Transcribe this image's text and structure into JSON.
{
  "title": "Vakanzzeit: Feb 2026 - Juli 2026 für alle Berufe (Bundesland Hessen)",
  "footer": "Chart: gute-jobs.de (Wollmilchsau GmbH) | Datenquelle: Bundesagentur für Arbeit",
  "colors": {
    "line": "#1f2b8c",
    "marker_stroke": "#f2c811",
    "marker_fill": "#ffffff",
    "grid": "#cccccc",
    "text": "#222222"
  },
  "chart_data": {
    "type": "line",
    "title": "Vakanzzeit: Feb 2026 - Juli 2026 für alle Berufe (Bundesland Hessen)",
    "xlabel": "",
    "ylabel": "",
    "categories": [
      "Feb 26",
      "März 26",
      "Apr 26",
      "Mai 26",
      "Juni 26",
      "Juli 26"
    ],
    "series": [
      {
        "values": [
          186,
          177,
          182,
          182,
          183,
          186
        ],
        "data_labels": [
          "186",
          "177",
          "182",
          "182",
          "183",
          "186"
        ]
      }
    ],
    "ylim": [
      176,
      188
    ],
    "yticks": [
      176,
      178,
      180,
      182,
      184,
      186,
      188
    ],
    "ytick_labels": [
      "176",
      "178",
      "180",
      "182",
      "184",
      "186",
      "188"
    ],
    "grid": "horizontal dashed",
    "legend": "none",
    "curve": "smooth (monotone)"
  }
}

------------------------------------------------------------------------

DESCRIPTION OF THE TASK – Looking at the entries above, say how many lines contain the word "Berufe". Only the number is wanted.

SOLUTION – 2